WHAT IS NEEDED => Write the records below out in full, character for character, with no pictures.
=====
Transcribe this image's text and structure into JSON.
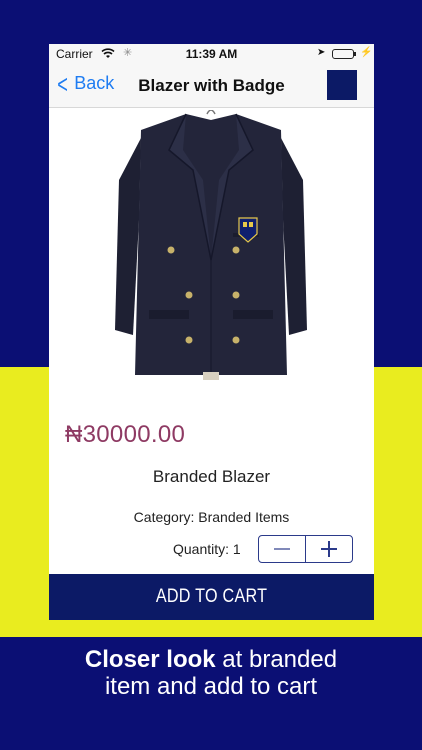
{
  "status_bar": {
    "carrier": "Carrier",
    "time": "11:39 AM"
  },
  "nav": {
    "back_label": "Back",
    "title": "Blazer with Badge"
  },
  "product": {
    "price": "₦30000.00",
    "name": "Branded Blazer",
    "category": "Category: Branded Items",
    "quantity_label": "Quantity: 1"
  },
  "cart": {
    "button_label": "ADD TO CART"
  },
  "caption": {
    "bold": "Closer look",
    "line1_rest": " at branded",
    "line2": "item and add to cart"
  },
  "colors": {
    "background_blue": "#0b0f74",
    "accent_yellow": "#e9ec1f",
    "navy": "#0c1a66",
    "price": "#8e3a63",
    "link_blue": "#1e7cf2"
  }
}
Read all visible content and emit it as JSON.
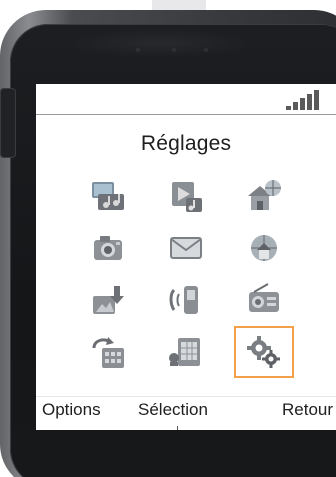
{
  "screen": {
    "title": "Réglages",
    "signal_bars": 5
  },
  "menu": {
    "items": [
      {
        "icon": "gallery-music-icon",
        "selected": false
      },
      {
        "icon": "video-music-icon",
        "selected": false
      },
      {
        "icon": "home-network-icon",
        "selected": false
      },
      {
        "icon": "camera-icon",
        "selected": false
      },
      {
        "icon": "envelope-icon",
        "selected": false
      },
      {
        "icon": "home-globe-icon",
        "selected": false
      },
      {
        "icon": "download-image-icon",
        "selected": false
      },
      {
        "icon": "call-transfer-icon",
        "selected": false
      },
      {
        "icon": "radio-icon",
        "selected": false
      },
      {
        "icon": "sync-calendar-icon",
        "selected": false
      },
      {
        "icon": "organizer-icon",
        "selected": false
      },
      {
        "icon": "settings-gear-icon",
        "selected": true
      }
    ]
  },
  "softkeys": {
    "left": "Options",
    "center": "Sélection",
    "right": "Retour"
  },
  "colors": {
    "selection_border": "#f2a14a",
    "screen_background": "#ffffff",
    "text": "#202020"
  }
}
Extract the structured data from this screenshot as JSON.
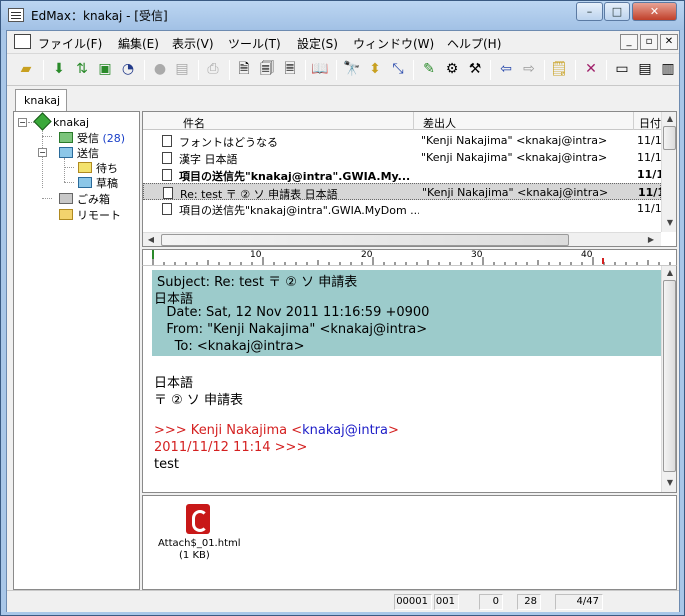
{
  "window": {
    "title": "EdMax：knakaj - [受信]",
    "min": "–",
    "max": "□",
    "close": "✕"
  },
  "menu": {
    "items": [
      "ファイル(F)",
      "編集(E)",
      "表示(V)",
      "ツール(T)",
      "設定(S)",
      "ウィンドウ(W)",
      "ヘルプ(H)"
    ],
    "mdi": [
      "_",
      "▫",
      "✕"
    ]
  },
  "tab": {
    "label": "knakaj"
  },
  "tree": {
    "root": "knakaj",
    "inbox": "受信",
    "inbox_count": "(28)",
    "sent": "送信",
    "waiting": "待ち",
    "draft": "草稿",
    "trash": "ごみ箱",
    "remote": "リモート"
  },
  "list": {
    "headers": {
      "subject": "件名",
      "from": "差出人",
      "date": "日付"
    },
    "rows": [
      {
        "subject": "フォントはどうなる",
        "from": "\"Kenji Nakajima\" <knakaj@intra>",
        "date": "11/1"
      },
      {
        "subject": "漢字 日本語",
        "from": "\"Kenji Nakajima\" <knakaj@intra>",
        "date": "11/1"
      },
      {
        "subject": "項目の送信先\"knakaj@intra\".GWIA.My...",
        "from": "",
        "date": "11/1"
      },
      {
        "subject": "Re: test 〒 ② ソ 申請表 日本語",
        "from": "\"Kenji Nakajima\" <knakaj@intra>",
        "date": "11/1"
      },
      {
        "subject": "項目の送信先\"knakaj@intra\".GWIA.MyDom ...",
        "from": "",
        "date": "11/1"
      }
    ]
  },
  "ruler": {
    "labels": [
      "10",
      "20",
      "30",
      "40"
    ]
  },
  "message": {
    "hdr_subject": "Subject: Re: test 〒 ② ソ 申請表",
    "hdr_subject2": "日本語",
    "hdr_date": "   Date: Sat, 12 Nov 2011 11:16:59 +0900",
    "hdr_from": "   From: \"Kenji Nakajima\" <knakaj@intra>",
    "hdr_to": "     To: <knakaj@intra>",
    "body1": "日本語",
    "body2": "〒 ② ソ 申請表",
    "quote_prefix": ">>> Kenji Nakajima <",
    "quote_email": "knakaj@intra",
    "quote_suffix": ">",
    "quote_date": "2011/11/12 11:14 >>>",
    "body3": "test"
  },
  "attachment": {
    "name": "Attach$_01.html",
    "size": "(1 KB)"
  },
  "status": {
    "a": "00001",
    "b": "001",
    "c": "0",
    "d": "28",
    "e": "4/47"
  },
  "colors": {
    "header_bg": "#9ccbcb",
    "quote": "#d42020",
    "link": "#2020c8",
    "count": "#1a3fc8"
  }
}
=====
RESULT FOR THIS TASK =>
Transcribe this image's text and structure into JSON.
{
  "status_bar": {
    "carrier": "Carrier",
    "time": "11:39 AM"
  },
  "nav": {
    "back_label": "Back",
    "title": "Blazer with Badge"
  },
  "product": {
    "price": "₦30000.00",
    "name": "Branded Blazer",
    "category": "Category: Branded Items",
    "quantity_label": "Quantity: 1"
  },
  "cart": {
    "button_label": "ADD TO CART"
  },
  "caption": {
    "bold": "Closer look",
    "line1_rest": " at branded",
    "line2": "item and add to cart"
  },
  "colors": {
    "background_blue": "#0b0f74",
    "accent_yellow": "#e9ec1f",
    "navy": "#0c1a66",
    "price": "#8e3a63",
    "link_blue": "#1e7cf2"
  }
}
Read all visible content and emit it as JSON.
{
  "screen": {
    "title": "Réglages",
    "signal_bars": 5
  },
  "menu": {
    "items": [
      {
        "icon": "gallery-music-icon",
        "selected": false
      },
      {
        "icon": "video-music-icon",
        "selected": false
      },
      {
        "icon": "home-network-icon",
        "selected": false
      },
      {
        "icon": "camera-icon",
        "selected": false
      },
      {
        "icon": "envelope-icon",
        "selected": false
      },
      {
        "icon": "home-globe-icon",
        "selected": false
      },
      {
        "icon": "download-image-icon",
        "selected": false
      },
      {
        "icon": "call-transfer-icon",
        "selected": false
      },
      {
        "icon": "radio-icon",
        "selected": false
      },
      {
        "icon": "sync-calendar-icon",
        "selected": false
      },
      {
        "icon": "organizer-icon",
        "selected": false
      },
      {
        "icon": "settings-gear-icon",
        "selected": true
      }
    ]
  },
  "softkeys": {
    "left": "Options",
    "center": "Sélection",
    "right": "Retour"
  },
  "colors": {
    "selection_border": "#f2a14a",
    "screen_background": "#ffffff",
    "text": "#202020"
  }
}
Extract the structured data from this screenshot as JSON.
{
  "window": {
    "title": "EdMax：knakaj - [受信]",
    "min": "–",
    "max": "□",
    "close": "✕"
  },
  "menu": {
    "items": [
      "ファイル(F)",
      "編集(E)",
      "表示(V)",
      "ツール(T)",
      "設定(S)",
      "ウィンドウ(W)",
      "ヘルプ(H)"
    ],
    "mdi": [
      "_",
      "▫",
      "✕"
    ]
  },
  "tab": {
    "label": "knakaj"
  },
  "tree": {
    "root": "knakaj",
    "inbox": "受信",
    "inbox_count": "(28)",
    "sent": "送信",
    "waiting": "待ち",
    "draft": "草稿",
    "trash": "ごみ箱",
    "remote": "リモート"
  },
  "list": {
    "headers": {
      "subject": "件名",
      "from": "差出人",
      "date": "日付"
    },
    "rows": [
      {
        "subject": "フォントはどうなる",
        "from": "\"Kenji Nakajima\" <knakaj@intra>",
        "date": "11/1"
      },
      {
        "subject": "漢字 日本語",
        "from": "\"Kenji Nakajima\" <knakaj@intra>",
        "date": "11/1"
      },
      {
        "subject": "項目の送信先\"knakaj@intra\".GWIA.My...",
        "from": "",
        "date": "11/1"
      },
      {
        "subject": "Re: test 〒 ② ソ 申請表 日本語",
        "from": "\"Kenji Nakajima\" <knakaj@intra>",
        "date": "11/1"
      },
      {
        "subject": "項目の送信先\"knakaj@intra\".GWIA.MyDom ...",
        "from": "",
        "date": "11/1"
      }
    ]
  },
  "ruler": {
    "labels": [
      "10",
      "20",
      "30",
      "40"
    ]
  },
  "message": {
    "hdr_subject": "Subject: Re: test 〒 ② ソ 申請表",
    "hdr_subject2": "日本語",
    "hdr_date": "   Date: Sat, 12 Nov 2011 11:16:59 +0900",
    "hdr_from": "   From: \"Kenji Nakajima\" <knakaj@intra>",
    "hdr_to": "     To: <knakaj@intra>",
    "body1": "日本語",
    "body2": "〒 ② ソ 申請表",
    "quote_prefix": ">>> Kenji Nakajima <",
    "quote_email": "knakaj@intra",
    "quote_suffix": ">",
    "quote_date": "2011/11/12 11:14 >>>",
    "body3": "test"
  },
  "attachment": {
    "name": "Attach$_01.html",
    "size": "(1 KB)"
  },
  "status": {
    "a": "00001",
    "b": "001",
    "c": "0",
    "d": "28",
    "e": "4/47"
  },
  "colors": {
    "header_bg": "#9ccbcb",
    "quote": "#d42020",
    "link": "#2020c8",
    "count": "#1a3fc8"
  }
}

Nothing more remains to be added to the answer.